- _Task brief_:
Filter the records below and copy every line that contains the string "face". Case counts.

+++

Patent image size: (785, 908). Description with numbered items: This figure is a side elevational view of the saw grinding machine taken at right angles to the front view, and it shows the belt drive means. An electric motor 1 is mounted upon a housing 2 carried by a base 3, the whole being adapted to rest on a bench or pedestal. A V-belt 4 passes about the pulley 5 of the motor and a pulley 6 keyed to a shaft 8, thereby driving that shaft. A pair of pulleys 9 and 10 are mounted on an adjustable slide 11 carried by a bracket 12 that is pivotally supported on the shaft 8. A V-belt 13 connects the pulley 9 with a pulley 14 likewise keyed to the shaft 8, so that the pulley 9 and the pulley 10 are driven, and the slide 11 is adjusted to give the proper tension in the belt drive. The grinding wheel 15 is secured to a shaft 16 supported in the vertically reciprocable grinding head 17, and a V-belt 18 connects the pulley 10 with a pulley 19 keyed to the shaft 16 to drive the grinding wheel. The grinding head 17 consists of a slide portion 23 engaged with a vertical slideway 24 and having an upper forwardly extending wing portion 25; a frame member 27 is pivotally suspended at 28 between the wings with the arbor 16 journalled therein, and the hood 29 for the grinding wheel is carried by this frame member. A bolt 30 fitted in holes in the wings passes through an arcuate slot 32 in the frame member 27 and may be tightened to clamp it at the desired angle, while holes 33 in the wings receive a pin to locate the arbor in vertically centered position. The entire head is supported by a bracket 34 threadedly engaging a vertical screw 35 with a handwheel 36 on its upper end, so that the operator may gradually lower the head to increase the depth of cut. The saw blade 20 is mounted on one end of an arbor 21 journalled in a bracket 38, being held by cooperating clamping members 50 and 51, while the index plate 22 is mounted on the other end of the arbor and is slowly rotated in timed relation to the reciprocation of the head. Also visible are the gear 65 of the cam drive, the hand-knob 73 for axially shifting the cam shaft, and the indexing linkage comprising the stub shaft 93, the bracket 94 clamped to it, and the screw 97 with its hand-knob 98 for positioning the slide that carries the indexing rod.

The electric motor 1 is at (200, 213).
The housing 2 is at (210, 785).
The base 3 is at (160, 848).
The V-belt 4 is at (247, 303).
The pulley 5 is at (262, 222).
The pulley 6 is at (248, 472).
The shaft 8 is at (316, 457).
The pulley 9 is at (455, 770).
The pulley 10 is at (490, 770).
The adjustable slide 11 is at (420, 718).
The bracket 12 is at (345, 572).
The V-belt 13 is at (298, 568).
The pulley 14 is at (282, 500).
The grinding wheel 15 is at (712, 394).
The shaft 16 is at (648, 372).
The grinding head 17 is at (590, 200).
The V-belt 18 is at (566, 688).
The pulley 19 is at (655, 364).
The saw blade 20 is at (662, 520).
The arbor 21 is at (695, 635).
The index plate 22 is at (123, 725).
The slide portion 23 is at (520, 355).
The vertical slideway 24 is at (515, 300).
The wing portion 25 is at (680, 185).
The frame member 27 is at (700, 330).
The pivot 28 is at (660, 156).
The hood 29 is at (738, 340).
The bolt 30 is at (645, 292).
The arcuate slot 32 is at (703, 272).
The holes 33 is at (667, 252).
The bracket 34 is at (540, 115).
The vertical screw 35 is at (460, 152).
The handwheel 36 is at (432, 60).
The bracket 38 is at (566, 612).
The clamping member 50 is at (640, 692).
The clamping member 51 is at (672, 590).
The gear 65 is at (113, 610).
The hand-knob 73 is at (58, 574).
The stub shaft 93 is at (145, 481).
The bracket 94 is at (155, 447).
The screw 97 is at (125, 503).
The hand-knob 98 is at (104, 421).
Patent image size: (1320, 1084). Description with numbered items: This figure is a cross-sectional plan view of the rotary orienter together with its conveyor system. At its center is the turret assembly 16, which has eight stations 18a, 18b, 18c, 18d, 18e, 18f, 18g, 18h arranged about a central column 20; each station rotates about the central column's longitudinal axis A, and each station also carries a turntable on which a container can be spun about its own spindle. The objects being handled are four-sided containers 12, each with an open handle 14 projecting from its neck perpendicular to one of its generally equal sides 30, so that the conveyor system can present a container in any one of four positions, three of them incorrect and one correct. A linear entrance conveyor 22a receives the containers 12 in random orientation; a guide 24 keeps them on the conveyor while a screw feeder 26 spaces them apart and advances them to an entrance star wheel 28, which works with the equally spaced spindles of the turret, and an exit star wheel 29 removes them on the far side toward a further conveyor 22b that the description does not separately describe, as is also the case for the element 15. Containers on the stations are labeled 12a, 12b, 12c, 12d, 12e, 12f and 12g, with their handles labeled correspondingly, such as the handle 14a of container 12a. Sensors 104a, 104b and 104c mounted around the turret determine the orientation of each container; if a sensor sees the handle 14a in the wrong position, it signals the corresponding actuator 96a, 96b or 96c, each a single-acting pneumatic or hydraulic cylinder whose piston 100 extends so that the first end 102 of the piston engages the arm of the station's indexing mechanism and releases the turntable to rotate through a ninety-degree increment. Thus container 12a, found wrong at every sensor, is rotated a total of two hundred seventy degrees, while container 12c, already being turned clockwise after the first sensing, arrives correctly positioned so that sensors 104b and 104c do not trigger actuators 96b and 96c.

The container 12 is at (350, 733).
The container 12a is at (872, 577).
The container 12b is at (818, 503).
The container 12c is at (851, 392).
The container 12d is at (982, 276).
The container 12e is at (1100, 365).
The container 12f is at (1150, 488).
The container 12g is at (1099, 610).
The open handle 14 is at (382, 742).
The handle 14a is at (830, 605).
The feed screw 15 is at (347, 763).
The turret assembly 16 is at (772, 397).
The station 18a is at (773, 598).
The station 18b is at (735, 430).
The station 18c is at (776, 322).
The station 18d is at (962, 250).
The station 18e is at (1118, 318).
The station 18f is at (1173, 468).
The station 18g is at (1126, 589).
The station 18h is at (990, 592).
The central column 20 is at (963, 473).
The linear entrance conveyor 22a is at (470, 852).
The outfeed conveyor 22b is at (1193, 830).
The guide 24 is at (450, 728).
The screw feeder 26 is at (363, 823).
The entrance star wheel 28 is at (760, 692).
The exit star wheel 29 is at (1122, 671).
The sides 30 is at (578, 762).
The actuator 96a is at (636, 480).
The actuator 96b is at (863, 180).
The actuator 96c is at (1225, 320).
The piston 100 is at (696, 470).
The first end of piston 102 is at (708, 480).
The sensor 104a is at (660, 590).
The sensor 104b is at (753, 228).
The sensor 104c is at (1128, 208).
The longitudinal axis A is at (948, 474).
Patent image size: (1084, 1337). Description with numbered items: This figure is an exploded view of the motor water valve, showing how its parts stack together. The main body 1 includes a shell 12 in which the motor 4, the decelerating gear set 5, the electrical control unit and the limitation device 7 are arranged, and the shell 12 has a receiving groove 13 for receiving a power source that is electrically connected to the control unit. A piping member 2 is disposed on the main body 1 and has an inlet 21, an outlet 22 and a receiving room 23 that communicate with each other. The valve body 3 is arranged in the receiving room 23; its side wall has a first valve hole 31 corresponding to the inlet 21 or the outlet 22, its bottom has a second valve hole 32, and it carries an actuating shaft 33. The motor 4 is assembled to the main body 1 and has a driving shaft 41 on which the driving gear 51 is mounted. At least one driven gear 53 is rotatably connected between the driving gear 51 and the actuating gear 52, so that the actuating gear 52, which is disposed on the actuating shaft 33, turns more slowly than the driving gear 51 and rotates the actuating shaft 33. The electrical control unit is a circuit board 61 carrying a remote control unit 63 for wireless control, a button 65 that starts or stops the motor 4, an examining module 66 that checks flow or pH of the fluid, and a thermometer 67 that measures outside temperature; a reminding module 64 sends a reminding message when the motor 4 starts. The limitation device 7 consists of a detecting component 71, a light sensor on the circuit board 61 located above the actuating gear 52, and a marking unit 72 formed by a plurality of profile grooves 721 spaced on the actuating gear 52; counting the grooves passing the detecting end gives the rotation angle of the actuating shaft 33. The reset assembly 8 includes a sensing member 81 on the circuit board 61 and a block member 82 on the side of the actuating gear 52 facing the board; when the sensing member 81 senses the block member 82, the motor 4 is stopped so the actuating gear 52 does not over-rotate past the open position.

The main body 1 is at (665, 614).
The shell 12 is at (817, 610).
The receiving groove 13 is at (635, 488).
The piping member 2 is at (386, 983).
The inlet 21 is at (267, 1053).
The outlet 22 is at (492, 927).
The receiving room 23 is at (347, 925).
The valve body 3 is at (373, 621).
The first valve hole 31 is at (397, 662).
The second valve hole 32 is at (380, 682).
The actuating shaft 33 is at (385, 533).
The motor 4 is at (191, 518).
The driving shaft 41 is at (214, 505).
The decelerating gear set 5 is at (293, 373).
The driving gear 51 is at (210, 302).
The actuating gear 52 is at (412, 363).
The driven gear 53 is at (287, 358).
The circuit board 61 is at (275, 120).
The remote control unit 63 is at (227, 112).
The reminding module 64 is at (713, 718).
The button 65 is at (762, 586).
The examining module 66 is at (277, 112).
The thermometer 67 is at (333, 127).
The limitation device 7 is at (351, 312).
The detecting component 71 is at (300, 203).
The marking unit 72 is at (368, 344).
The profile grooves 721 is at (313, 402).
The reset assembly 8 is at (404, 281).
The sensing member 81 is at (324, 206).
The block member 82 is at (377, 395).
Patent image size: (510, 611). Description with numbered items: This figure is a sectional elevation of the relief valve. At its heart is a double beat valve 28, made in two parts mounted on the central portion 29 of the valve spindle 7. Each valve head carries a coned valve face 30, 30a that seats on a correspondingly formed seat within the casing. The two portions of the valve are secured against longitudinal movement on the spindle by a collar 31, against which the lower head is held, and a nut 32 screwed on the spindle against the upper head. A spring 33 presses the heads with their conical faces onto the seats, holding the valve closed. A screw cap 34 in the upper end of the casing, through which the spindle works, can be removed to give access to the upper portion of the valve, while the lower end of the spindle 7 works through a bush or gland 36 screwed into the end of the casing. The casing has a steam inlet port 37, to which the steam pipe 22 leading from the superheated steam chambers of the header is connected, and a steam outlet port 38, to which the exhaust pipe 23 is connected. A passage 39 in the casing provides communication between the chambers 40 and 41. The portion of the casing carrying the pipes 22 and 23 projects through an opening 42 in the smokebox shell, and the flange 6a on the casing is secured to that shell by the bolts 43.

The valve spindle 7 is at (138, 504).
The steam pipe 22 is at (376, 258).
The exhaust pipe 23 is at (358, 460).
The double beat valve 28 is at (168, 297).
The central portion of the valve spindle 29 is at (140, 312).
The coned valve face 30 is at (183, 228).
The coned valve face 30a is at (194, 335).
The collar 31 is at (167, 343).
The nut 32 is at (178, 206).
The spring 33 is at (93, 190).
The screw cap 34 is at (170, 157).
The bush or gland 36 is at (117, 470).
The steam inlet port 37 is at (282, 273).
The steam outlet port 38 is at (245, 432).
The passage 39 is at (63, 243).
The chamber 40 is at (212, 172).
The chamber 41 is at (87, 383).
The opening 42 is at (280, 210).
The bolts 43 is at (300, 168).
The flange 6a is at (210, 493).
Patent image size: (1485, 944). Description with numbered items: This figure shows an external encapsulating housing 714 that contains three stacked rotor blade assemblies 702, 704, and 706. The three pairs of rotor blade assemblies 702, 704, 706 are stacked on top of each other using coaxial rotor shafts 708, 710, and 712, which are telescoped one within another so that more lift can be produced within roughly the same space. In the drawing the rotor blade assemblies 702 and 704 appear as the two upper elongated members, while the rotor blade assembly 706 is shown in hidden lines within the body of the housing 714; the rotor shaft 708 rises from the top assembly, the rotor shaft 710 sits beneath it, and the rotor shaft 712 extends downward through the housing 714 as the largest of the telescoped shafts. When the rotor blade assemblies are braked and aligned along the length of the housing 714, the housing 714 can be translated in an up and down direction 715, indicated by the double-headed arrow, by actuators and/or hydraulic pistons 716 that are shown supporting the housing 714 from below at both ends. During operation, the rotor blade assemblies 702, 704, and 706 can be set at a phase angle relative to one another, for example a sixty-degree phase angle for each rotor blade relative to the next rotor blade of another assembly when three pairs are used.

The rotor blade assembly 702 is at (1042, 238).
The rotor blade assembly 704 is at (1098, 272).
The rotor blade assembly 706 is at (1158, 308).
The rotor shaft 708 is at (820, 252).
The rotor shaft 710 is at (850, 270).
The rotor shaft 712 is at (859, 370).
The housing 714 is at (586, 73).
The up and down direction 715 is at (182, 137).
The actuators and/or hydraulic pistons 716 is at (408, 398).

+++

- _The output_:
Patent image size: (510, 611). Description with numbered items: This figure is a sectional elevation of the relief valve. At its heart is a double beat valve 28, made in two parts mounted on the central portion 29 of the valve spindle 7. Each valve head carries a coned valve face 30, 30a that seats on a correspondingly formed seat within the casing. The two portions of the valve are secured against longitudinal movement on the spindle by a collar 31, against which the lower head is held, and a nut 32 screwed on the spindle against the upper head. A spring 33 presses the heads with their conical faces onto the seats, holding the valve closed. A screw cap 34 in the upper end of the casing, through which the spindle works, can be removed to give access to the upper portion of the valve, while the lower end of the spindle 7 works through a bush or gland 36 screwed into the end of the casing. The casing has a steam inlet port 37, to which the steam pipe 22 leading from the superheated steam chambers of the header is connected, and a steam outlet port 38, to which the exhaust pipe 23 is connected. A passage 39 in the casing provides communication between the chambers 40 and 41. The portion of the casing carrying the pipes 22 and 23 projects through an opening 42 in the smokebox shell, and the flange 6a on the casing is secured to that shell by the bolts 43.
The coned valve face 30 is at (183, 228).
The coned valve face 30a is at (194, 335).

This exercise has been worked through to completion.